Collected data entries
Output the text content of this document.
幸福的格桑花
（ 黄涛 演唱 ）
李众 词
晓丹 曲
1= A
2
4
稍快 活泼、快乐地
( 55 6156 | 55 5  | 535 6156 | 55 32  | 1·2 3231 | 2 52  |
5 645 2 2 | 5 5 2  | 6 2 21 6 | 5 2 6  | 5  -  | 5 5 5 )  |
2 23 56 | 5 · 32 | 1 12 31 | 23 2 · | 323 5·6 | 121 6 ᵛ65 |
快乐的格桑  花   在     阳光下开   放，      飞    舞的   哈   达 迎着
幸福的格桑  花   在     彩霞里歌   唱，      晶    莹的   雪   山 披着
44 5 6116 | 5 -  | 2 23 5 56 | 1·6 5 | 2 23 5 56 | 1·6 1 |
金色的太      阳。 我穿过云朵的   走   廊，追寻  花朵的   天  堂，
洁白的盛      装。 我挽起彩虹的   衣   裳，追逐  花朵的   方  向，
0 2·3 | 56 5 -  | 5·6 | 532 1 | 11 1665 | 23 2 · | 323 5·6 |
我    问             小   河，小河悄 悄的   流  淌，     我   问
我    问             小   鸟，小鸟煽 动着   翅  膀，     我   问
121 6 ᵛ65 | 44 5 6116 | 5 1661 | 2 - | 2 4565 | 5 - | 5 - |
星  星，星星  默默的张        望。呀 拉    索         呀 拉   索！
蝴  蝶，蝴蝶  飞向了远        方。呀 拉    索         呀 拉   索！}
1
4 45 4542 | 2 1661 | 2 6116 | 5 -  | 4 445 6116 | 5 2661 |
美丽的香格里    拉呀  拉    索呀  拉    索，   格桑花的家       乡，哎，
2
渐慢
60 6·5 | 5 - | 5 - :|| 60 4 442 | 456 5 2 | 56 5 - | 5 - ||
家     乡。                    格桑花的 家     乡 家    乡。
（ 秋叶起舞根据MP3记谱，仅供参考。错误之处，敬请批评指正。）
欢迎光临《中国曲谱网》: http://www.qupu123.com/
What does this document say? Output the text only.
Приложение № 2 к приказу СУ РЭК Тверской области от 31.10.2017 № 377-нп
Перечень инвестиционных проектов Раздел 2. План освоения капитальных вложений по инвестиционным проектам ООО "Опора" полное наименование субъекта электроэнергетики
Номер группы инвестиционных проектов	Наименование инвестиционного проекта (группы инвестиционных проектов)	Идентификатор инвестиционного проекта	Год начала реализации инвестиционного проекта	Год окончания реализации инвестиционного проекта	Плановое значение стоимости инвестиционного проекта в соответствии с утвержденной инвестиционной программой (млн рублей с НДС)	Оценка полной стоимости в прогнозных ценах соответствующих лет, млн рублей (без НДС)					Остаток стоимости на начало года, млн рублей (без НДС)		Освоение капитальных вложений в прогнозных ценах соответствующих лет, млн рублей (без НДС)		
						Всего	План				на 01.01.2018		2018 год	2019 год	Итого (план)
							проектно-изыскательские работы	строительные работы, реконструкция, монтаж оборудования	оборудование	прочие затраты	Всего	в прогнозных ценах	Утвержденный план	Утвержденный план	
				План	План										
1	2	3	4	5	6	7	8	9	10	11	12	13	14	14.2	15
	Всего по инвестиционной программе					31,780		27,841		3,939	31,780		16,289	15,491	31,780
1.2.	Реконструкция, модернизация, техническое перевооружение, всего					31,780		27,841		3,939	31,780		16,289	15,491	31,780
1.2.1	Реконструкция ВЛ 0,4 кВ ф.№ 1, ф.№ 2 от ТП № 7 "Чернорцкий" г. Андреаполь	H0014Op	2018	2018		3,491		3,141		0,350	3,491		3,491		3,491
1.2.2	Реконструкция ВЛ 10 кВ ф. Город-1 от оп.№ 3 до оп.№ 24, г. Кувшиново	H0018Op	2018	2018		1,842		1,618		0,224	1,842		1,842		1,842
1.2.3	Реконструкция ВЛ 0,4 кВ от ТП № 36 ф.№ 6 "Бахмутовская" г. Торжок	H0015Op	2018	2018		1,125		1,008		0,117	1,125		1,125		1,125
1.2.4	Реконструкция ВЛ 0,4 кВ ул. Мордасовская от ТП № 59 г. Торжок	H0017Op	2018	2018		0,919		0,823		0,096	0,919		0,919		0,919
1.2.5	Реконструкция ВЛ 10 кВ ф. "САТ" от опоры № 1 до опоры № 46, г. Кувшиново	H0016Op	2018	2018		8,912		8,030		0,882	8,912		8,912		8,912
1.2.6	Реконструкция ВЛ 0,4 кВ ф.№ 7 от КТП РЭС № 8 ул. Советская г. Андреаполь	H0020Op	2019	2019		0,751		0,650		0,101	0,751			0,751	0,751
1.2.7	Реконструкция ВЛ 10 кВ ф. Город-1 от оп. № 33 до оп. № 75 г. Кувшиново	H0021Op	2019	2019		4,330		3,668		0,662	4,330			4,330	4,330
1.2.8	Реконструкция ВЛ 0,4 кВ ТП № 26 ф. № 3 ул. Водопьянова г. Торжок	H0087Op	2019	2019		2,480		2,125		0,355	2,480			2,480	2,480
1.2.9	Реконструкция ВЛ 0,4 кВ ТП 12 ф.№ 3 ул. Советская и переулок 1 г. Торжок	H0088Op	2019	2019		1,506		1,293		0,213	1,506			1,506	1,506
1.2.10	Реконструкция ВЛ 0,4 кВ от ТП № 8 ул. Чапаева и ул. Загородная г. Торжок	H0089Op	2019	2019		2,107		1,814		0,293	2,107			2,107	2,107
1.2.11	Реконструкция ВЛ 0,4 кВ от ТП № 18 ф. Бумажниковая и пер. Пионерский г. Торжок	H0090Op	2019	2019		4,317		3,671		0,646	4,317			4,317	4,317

## [REQUIREMENT]
Reproduce the entries above in full, verbatim.

## [FULL SOLUTION]
Output the text content of this document.
幸福的格桑花
（ 黄涛 演唱 ）
李众 词
晓丹 曲
1= A
2
4
稍快 活泼、快乐地
( 55 6156 | 55 5  | 535 6156 | 55 32  | 1·2 3231 | 2 52  |
5 645 2 2 | 5 5 2  | 6 2 21 6 | 5 2 6  | 5  -  | 5 5 5 )  |
2 23 56 | 5 · 32 | 1 12 31 | 23 2 · | 323 5·6 | 121 6 ᵛ65 |
快乐的格桑  花   在     阳光下开   放，      飞    舞的   哈   达 迎着
幸福的格桑  花   在     彩霞里歌   唱，      晶    莹的   雪   山 披着
44 5 6116 | 5 -  | 2 23 5 56 | 1·6 5 | 2 23 5 56 | 1·6 1 |
金色的太      阳。 我穿过云朵的   走   廊，追寻  花朵的   天  堂，
洁白的盛      装。 我挽起彩虹的   衣   裳，追逐  花朵的   方  向，
0 2·3 | 56 5 -  | 5·6 | 532 1 | 11 1665 | 23 2 · | 323 5·6 |
我    问             小   河，小河悄 悄的   流  淌，     我   问
我    问             小   鸟，小鸟煽 动着   翅  膀，     我   问
121 6 ᵛ65 | 44 5 6116 | 5 1661 | 2 - | 2 4565 | 5 - | 5 - |
星  星，星星  默默的张        望。呀 拉    索         呀 拉   索！
蝴  蝶，蝴蝶  飞向了远        方。呀 拉    索         呀 拉   索！}
1
4 45 4542 | 2 1661 | 2 6116 | 5 -  | 4 445 6116 | 5 2661 |
美丽的香格里    拉呀  拉    索呀  拉    索，   格桑花的家       乡，哎，
2
渐慢
60 6·5 | 5 - | 5 - :|| 60 4 442 | 456 5 2 | 56 5 - | 5 - ||
家     乡。                    格桑花的 家     乡 家    乡。
（ 秋叶起舞根据MP3记谱，仅供参考。错误之处，敬请批评指正。）
欢迎光临《中国曲谱网》: http://www.qupu123.com/
What does this document say? Output the text only.
Приложение № 2 к приказу СУ РЭК Тверской области от 31.10.2017 № 377-нп
Перечень инвестиционных проектов Раздел 2. План освоения капитальных вложений по инвестиционным проектам ООО "Опора" полное наименование субъекта электроэнергетики
Номер группы инвестиционных проектов	Наименование инвестиционного проекта (группы инвестиционных проектов)	Идентификатор инвестиционного проекта	Год начала реализации инвестиционного проекта	Год окончания реализации инвестиционного проекта	Плановое значение стоимости инвестиционного проекта в соответствии с утвержденной инвестиционной программой (млн рублей с НДС)	Оценка полной стоимости в прогнозных ценах соответствующих лет, млн рублей (без НДС)					Остаток стоимости на начало года, млн рублей (без НДС)		Освоение капитальных вложений в прогнозных ценах соответствующих лет, млн рублей (без НДС)		
						Всего	План				на 01.01.2018		2018 год	2019 год	Итого (план)
							проектно-изыскательские работы	строительные работы, реконструкция, монтаж оборудования	оборудование	прочие затраты	Всего	в прогнозных ценах	Утвержденный план	Утвержденный план	
				План	План										
1	2	3	4	5	6	7	8	9	10	11	12	13	14	14.2	15
	Всего по инвестиционной программе					31,780		27,841		3,939	31,780		16,289	15,491	31,780
1.2.	Реконструкция, модернизация, техническое перевооружение, всего					31,780		27,841		3,939	31,780		16,289	15,491	31,780
1.2.1	Реконструкция ВЛ 0,4 кВ ф.№ 1, ф.№ 2 от ТП № 7 "Чернорцкий" г. Андреаполь	H0014Op	2018	2018		3,491		3,141		0,350	3,491		3,491		3,491
1.2.2	Реконструкция ВЛ 10 кВ ф. Город-1 от оп.№ 3 до оп.№ 24, г. Кувшиново	H0018Op	2018	2018		1,842		1,618		0,224	1,842		1,842		1,842
1.2.3	Реконструкция ВЛ 0,4 кВ от ТП № 36 ф.№ 6 "Бахмутовская" г. Торжок	H0015Op	2018	2018		1,125		1,008		0,117	1,125		1,125		1,125
1.2.4	Реконструкция ВЛ 0,4 кВ ул. Мордасовская от ТП № 59 г. Торжок	H0017Op	2018	2018		0,919		0,823		0,096	0,919		0,919		0,919
1.2.5	Реконструкция ВЛ 10 кВ ф. "САТ" от опоры № 1 до опоры № 46, г. Кувшиново	H0016Op	2018	2018		8,912		8,030		0,882	8,912		8,912		8,912
1.2.6	Реконструкция ВЛ 0,4 кВ ф.№ 7 от КТП РЭС № 8 ул. Советская г. Андреаполь	H0020Op	2019	2019		0,751		0,650		0,101	0,751			0,751	0,751
1.2.7	Реконструкция ВЛ 10 кВ ф. Город-1 от оп. № 33 до оп. № 75 г. Кувшиново	H0021Op	2019	2019		4,330		3,668		0,662	4,330			4,330	4,330
1.2.8	Реконструкция ВЛ 0,4 кВ ТП № 26 ф. № 3 ул. Водопьянова г. Торжок	H0087Op	2019	2019		2,480		2,125		0,355	2,480			2,480	2,480
1.2.9	Реконструкция ВЛ 0,4 кВ ТП 12 ф.№ 3 ул. Советская и переулок 1 г. Торжок	H0088Op	2019	2019		1,506		1,293		0,213	1,506			1,506	1,506
1.2.10	Реконструкция ВЛ 0,4 кВ от ТП № 8 ул. Чапаева и ул. Загородная г. Торжок	H0089Op	2019	2019		2,107		1,814		0,293	2,107			2,107	2,107
1.2.11	Реконструкция ВЛ 0,4 кВ от ТП № 18 ф. Бумажниковая и пер. Пионерский г. Торжок	H0090Op	2019	2019		4,317		3,671		0,646	4,317			4,317	4,317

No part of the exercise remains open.